(Listings of boxed layout items)
┏━━

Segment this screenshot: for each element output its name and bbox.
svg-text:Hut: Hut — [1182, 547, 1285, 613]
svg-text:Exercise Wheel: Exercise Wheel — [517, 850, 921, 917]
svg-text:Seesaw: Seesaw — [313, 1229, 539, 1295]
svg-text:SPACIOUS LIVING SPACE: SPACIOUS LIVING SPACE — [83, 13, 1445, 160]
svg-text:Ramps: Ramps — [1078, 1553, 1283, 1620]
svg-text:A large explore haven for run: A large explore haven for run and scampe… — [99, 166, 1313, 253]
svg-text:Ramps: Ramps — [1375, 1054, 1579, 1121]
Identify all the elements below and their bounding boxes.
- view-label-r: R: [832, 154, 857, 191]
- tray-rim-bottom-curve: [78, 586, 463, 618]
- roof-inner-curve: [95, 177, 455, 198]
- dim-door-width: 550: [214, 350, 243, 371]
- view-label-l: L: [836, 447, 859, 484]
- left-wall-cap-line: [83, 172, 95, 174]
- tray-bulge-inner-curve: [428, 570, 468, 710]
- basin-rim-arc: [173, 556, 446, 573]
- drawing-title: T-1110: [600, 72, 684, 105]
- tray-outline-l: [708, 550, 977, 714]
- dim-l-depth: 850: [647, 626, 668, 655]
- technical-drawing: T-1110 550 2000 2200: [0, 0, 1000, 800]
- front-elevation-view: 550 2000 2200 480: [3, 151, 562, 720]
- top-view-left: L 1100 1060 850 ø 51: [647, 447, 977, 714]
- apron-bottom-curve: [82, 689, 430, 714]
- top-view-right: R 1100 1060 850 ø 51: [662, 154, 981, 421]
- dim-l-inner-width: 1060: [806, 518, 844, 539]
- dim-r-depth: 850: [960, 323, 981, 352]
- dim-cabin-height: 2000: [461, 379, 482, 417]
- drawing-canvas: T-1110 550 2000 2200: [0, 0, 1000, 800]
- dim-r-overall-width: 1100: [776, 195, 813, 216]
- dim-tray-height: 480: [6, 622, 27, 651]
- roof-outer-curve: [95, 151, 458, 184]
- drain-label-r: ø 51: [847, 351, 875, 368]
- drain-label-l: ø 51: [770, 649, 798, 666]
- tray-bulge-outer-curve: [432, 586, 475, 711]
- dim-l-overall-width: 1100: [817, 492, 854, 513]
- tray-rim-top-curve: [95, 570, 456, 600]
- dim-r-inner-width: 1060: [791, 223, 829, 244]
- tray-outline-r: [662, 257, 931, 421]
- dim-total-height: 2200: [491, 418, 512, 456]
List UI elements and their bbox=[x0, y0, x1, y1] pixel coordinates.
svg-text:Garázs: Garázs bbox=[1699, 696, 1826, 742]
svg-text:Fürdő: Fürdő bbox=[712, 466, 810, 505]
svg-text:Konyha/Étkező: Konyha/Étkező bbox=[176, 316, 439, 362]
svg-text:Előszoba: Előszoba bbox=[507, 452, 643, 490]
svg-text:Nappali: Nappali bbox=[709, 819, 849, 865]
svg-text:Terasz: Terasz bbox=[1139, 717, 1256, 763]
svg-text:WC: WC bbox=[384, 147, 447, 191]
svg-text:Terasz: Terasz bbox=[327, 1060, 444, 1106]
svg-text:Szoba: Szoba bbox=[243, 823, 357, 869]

┗━━

**Given exercise**
Copy out the entries verbatim, from the very first line through the line containing "svg-text:A large explore", including that line.

**Response for this exercise**
Segment this screenshot: for each element output its name and bbox.
svg-text:Hut: Hut — [1182, 547, 1285, 613]
svg-text:Exercise Wheel: Exercise Wheel — [517, 850, 921, 917]
svg-text:Seesaw: Seesaw — [313, 1229, 539, 1295]
svg-text:SPACIOUS LIVING SPACE: SPACIOUS LIVING SPACE — [83, 13, 1445, 160]
svg-text:Ramps: Ramps — [1078, 1553, 1283, 1620]
svg-text:A large explore haven for run: A large explore haven for run and scampe… — [99, 166, 1313, 253]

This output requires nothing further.